[Items from a data source]
— begin —

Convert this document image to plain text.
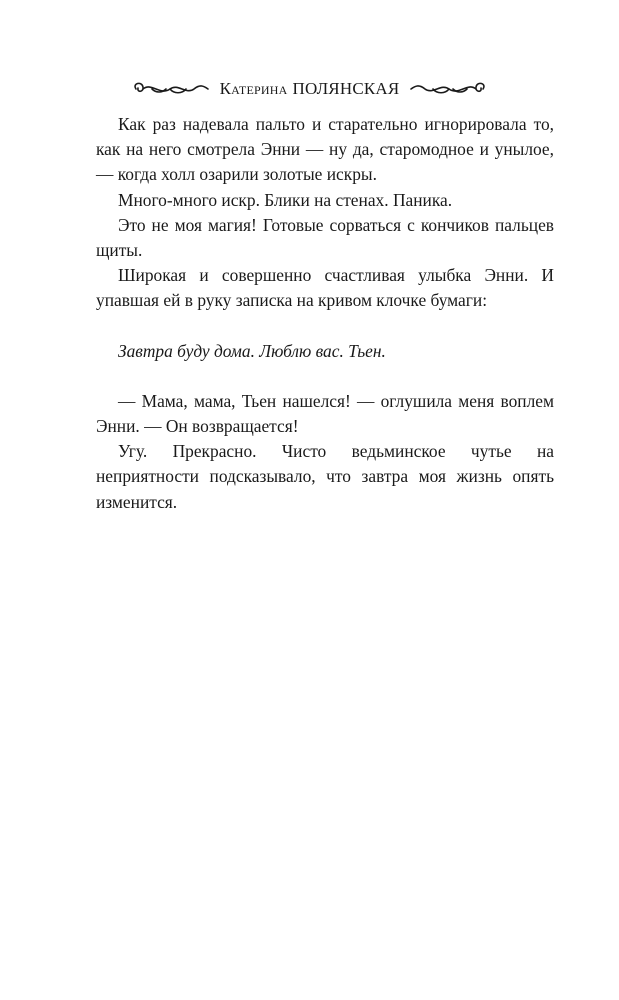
Катерина ПОЛЯНСКАЯ

Как раз надевала пальто и старательно игнорировала то, как на него смотрела Энни — ну да, старомодное и унылое, — когда холл озарили золотые искры.

Много-много искр. Блики на стенах. Паника.

Это не моя магия! Готовые сорваться с кончиков пальцев щиты.

Широкая и совершенно счастливая улыбка Энни. И упавшая ей в руку записка на кривом клочке бумаги:

Завтра буду дома. Люблю вас. Тьен.

— Мама, мама, Тьен нашелся! — оглушила меня воплем Энни. — Он возвращается!

Угу. Прекрасно. Чисто ведьминское чутье на неприятности подсказывало, что завтра моя жизнь опять изменится.
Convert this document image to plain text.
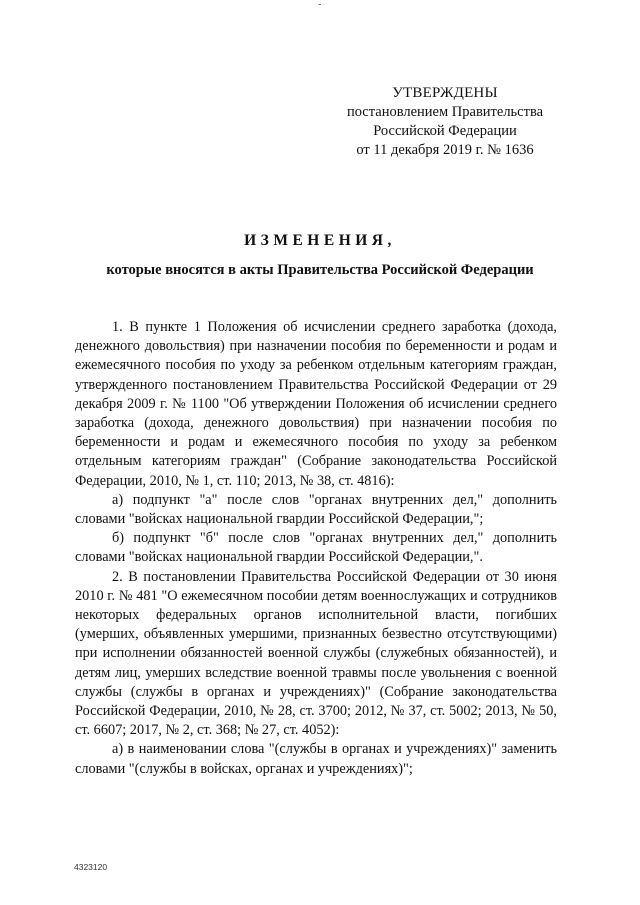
-
УТВЕРЖДЕНЫ
постановлением Правительства
Российской Федерации
от 11 декабря 2019 г. № 1636
ИЗМЕНЕНИЯ,
которые вносятся в акты Правительства Российской Федерации

1. В пункте 1 Положения об исчислении среднего заработка (дохода, денежного довольствия) при назначении пособия по беременности и родам и ежемесячного пособия по уходу за ребенком отдельным категориям граждан, утвержденного постановлением Правительства Российской Федерации от 29 декабря 2009 г. № 1100 "Об утверждении Положения об исчислении среднего заработка (дохода, денежного довольствия) при назначении пособия по беременности и родам и ежемесячного пособия по уходу за ребенком отдельным категориям граждан" (Собрание законодательства Российской Федерации, 2010, № 1, ст. 110; 2013, № 38, ст. 4816):

а) подпункт "а" после слов "органах внутренних дел," дополнить словами "войсках национальной гвардии Российской Федерации,";

б) подпункт "б" после слов "органах внутренних дел," дополнить словами "войсках национальной гвардии Российской Федерации,".

2. В постановлении Правительства Российской Федерации от 30 июня 2010 г. № 481 "О ежемесячном пособии детям военнослужащих и сотрудников некоторых федеральных органов исполнительной власти, погибших (умерших, объявленных умершими, признанных безвестно отсутствующими) при исполнении обязанностей военной службы (служебных обязанностей), и детям лиц, умерших вследствие военной травмы после увольнения с военной службы (службы в органах и учреждениях)" (Собрание законодательства Российской Федерации, 2010, № 28, ст. 3700; 2012, № 37, ст. 5002; 2013, № 50, ст. 6607; 2017, № 2, ст. 368; № 27, ст. 4052):

а) в наименовании слова "(службы в органах и учреждениях)" заменить словами "(службы в войсках, органах и учреждениях)";

4323120
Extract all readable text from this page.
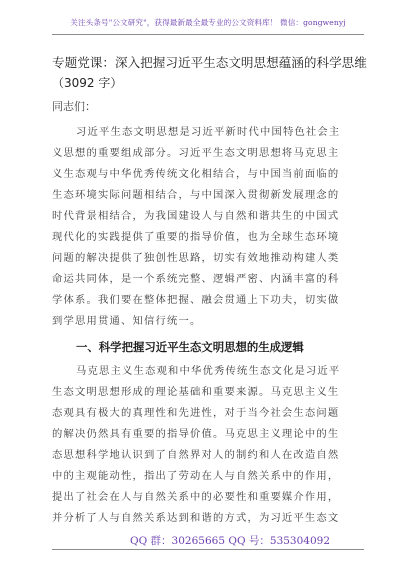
关注头条号"公文研究"，获得最新最全最专业的公文资料库！ 微信：gongwenyj
专题党课：深入把握习近平生态文明思想蕴涵的科学思维
（3092 字）
同志们：
习近平生态文明思想是习近平新时代中国特色社会主
义思想的重要组成部分。习近平生态文明思想将马克思主
义生态观与中华优秀传统文化相结合，与中国当前面临的
生态环境实际问题相结合，与中国深入贯彻新发展理念的
时代背景相结合，为我国建设人与自然和谐共生的中国式
现代化的实践提供了重要的指导价值，也为全球生态环境
问题的解决提供了独创性思路，切实有效地推动构建人类
命运共同体，是一个系统完整、逻辑严密、内涵丰富的科
学体系。我们要在整体把握、融会贯通上下功夫，切实做
到学思用贯通、知信行统一。
一、科学把握习近平生态文明思想的生成逻辑
马克思主义生态观和中华优秀传统生态文化是习近平
生态文明思想形成的理论基础和重要来源。马克思主义生
态观具有极大的真理性和先进性，对于当今社会生态问题
的解决仍然具有重要的指导价值。马克思主义理论中的生
态思想科学地认识到了自然界对人的制约和人在改造自然
中的主观能动性，指出了劳动在人与自然关系中的作用，
提出了社会在人与自然关系中的必要性和重要媒介作用，
并分析了人与自然关系达到和谐的方式，为习近平生态文
QQ 群：30265665 QQ 号：535304092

— end —

Exercise objective -
Make an exact copy of all entries above, dropping the images.

Output of the task -
Convert this document image to plain text.
Катерина ПОЛЯНСКАЯ

Как раз надевала пальто и старательно игнорировала то, как на него смотрела Энни — ну да, старомодное и унылое, — когда холл озарили золотые искры.

Много-много искр. Блики на стенах. Паника.

Это не моя магия! Готовые сорваться с кончиков пальцев щиты.

Широкая и совершенно счастливая улыбка Энни. И упавшая ей в руку записка на кривом клочке бумаги:

Завтра буду дома. Люблю вас. Тьен.

— Мама, мама, Тьен нашелся! — оглушила меня воплем Энни. — Он возвращается!

Угу. Прекрасно. Чисто ведьминское чутье на неприятности подсказывало, что завтра моя жизнь опять изменится.
Convert this document image to plain text.
-
УТВЕРЖДЕНЫ
постановлением Правительства
Российской Федерации
от 11 декабря 2019 г. № 1636
ИЗМЕНЕНИЯ,
которые вносятся в акты Правительства Российской Федерации

1. В пункте 1 Положения об исчислении среднего заработка (дохода, денежного довольствия) при назначении пособия по беременности и родам и ежемесячного пособия по уходу за ребенком отдельным категориям граждан, утвержденного постановлением Правительства Российской Федерации от 29 декабря 2009 г. № 1100 "Об утверждении Положения об исчислении среднего заработка (дохода, денежного довольствия) при назначении пособия по беременности и родам и ежемесячного пособия по уходу за ребенком отдельным категориям граждан" (Собрание законодательства Российской Федерации, 2010, № 1, ст. 110; 2013, № 38, ст. 4816):

а) подпункт "а" после слов "органах внутренних дел," дополнить словами "войсках национальной гвардии Российской Федерации,";

б) подпункт "б" после слов "органах внутренних дел," дополнить словами "войсках национальной гвардии Российской Федерации,".

2. В постановлении Правительства Российской Федерации от 30 июня 2010 г. № 481 "О ежемесячном пособии детям военнослужащих и сотрудников некоторых федеральных органов исполнительной власти, погибших (умерших, объявленных умершими, признанных безвестно отсутствующими) при исполнении обязанностей военной службы (служебных обязанностей), и детям лиц, умерших вследствие военной травмы после увольнения с военной службы (службы в органах и учреждениях)" (Собрание законодательства Российской Федерации, 2010, № 28, ст. 3700; 2012, № 37, ст. 5002; 2013, № 50, ст. 6607; 2017, № 2, ст. 368; № 27, ст. 4052):

а) в наименовании слова "(службы в органах и учреждениях)" заменить словами "(службы в войсках, органах и учреждениях)";

4323120
Extract all readable text from this page.
关注头条号"公文研究"，获得最新最全最专业的公文资料库！ 微信：gongwenyj
专题党课：深入把握习近平生态文明思想蕴涵的科学思维
（3092 字）
同志们：
习近平生态文明思想是习近平新时代中国特色社会主
义思想的重要组成部分。习近平生态文明思想将马克思主
义生态观与中华优秀传统文化相结合，与中国当前面临的
生态环境实际问题相结合，与中国深入贯彻新发展理念的
时代背景相结合，为我国建设人与自然和谐共生的中国式
现代化的实践提供了重要的指导价值，也为全球生态环境
问题的解决提供了独创性思路，切实有效地推动构建人类
命运共同体，是一个系统完整、逻辑严密、内涵丰富的科
学体系。我们要在整体把握、融会贯通上下功夫，切实做
到学思用贯通、知信行统一。
一、科学把握习近平生态文明思想的生成逻辑
马克思主义生态观和中华优秀传统生态文化是习近平
生态文明思想形成的理论基础和重要来源。马克思主义生
态观具有极大的真理性和先进性，对于当今社会生态问题
的解决仍然具有重要的指导价值。马克思主义理论中的生
态思想科学地认识到了自然界对人的制约和人在改造自然
中的主观能动性，指出了劳动在人与自然关系中的作用，
提出了社会在人与自然关系中的必要性和重要媒介作用，
并分析了人与自然关系达到和谐的方式，为习近平生态文
QQ 群：30265665 QQ 号：535304092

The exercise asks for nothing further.